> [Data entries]
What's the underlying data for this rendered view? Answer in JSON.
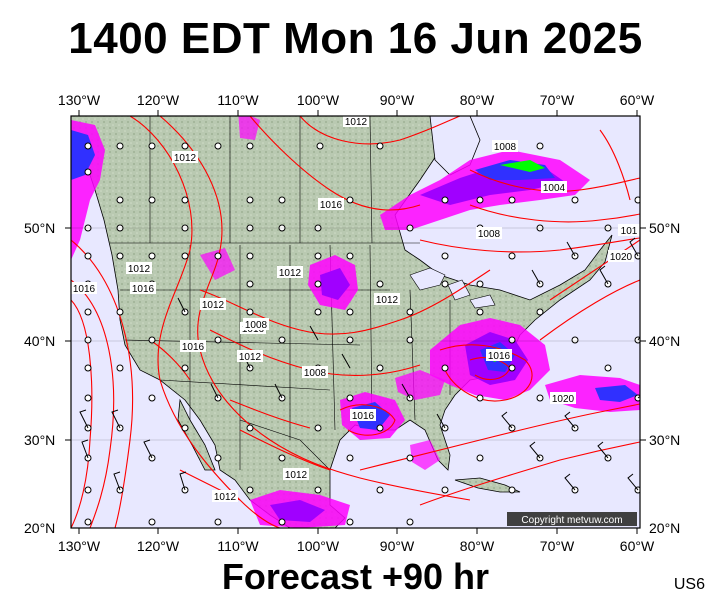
{
  "title": "1400 EDT Mon 16 Jun 2025",
  "footer": "Forecast +90 hr",
  "region_code": "US6",
  "copyright": "Copyright metvuw.com",
  "longitude_labels": [
    "130°W",
    "120°W",
    "110°W",
    "100°W",
    "90°W",
    "80°W",
    "70°W",
    "60°W"
  ],
  "latitude_labels": [
    "50°N",
    "40°N",
    "30°N",
    "20°N"
  ],
  "isobar_labels": [
    "1012",
    "1012",
    "1012",
    "1012",
    "1012",
    "1012",
    "1012",
    "1012",
    "1012",
    "1016",
    "1016",
    "1016",
    "1016",
    "1016",
    "1016",
    "1016",
    "1020",
    "1020",
    "1008",
    "1008",
    "1008",
    "1008",
    "1004",
    "101"
  ],
  "colors": {
    "isobar": "#ff0000",
    "ocean": "#e8e8ff",
    "land": "#b8c8b0",
    "precip_light": "#ff00ff",
    "precip_medium": "#a000ff",
    "precip_heavy": "#3030ff",
    "precip_extreme": "#00ff00"
  }
}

> [WHAT YOU NEED TO DO] Return the listing above unchanged, apart from dropping its pictures.

> [WORKED SOLUTION]
What's the underlying data for this rendered view? Answer in JSON.
{
  "title": "1400 EDT Mon 16 Jun 2025",
  "footer": "Forecast +90 hr",
  "region_code": "US6",
  "copyright": "Copyright metvuw.com",
  "longitude_labels": [
    "130°W",
    "120°W",
    "110°W",
    "100°W",
    "90°W",
    "80°W",
    "70°W",
    "60°W"
  ],
  "latitude_labels": [
    "50°N",
    "40°N",
    "30°N",
    "20°N"
  ],
  "isobar_labels": [
    "1012",
    "1012",
    "1012",
    "1012",
    "1012",
    "1012",
    "1012",
    "1012",
    "1012",
    "1016",
    "1016",
    "1016",
    "1016",
    "1016",
    "1016",
    "1016",
    "1020",
    "1020",
    "1008",
    "1008",
    "1008",
    "1008",
    "1004",
    "101"
  ],
  "colors": {
    "isobar": "#ff0000",
    "ocean": "#e8e8ff",
    "land": "#b8c8b0",
    "precip_light": "#ff00ff",
    "precip_medium": "#a000ff",
    "precip_heavy": "#3030ff",
    "precip_extreme": "#00ff00"
  }
}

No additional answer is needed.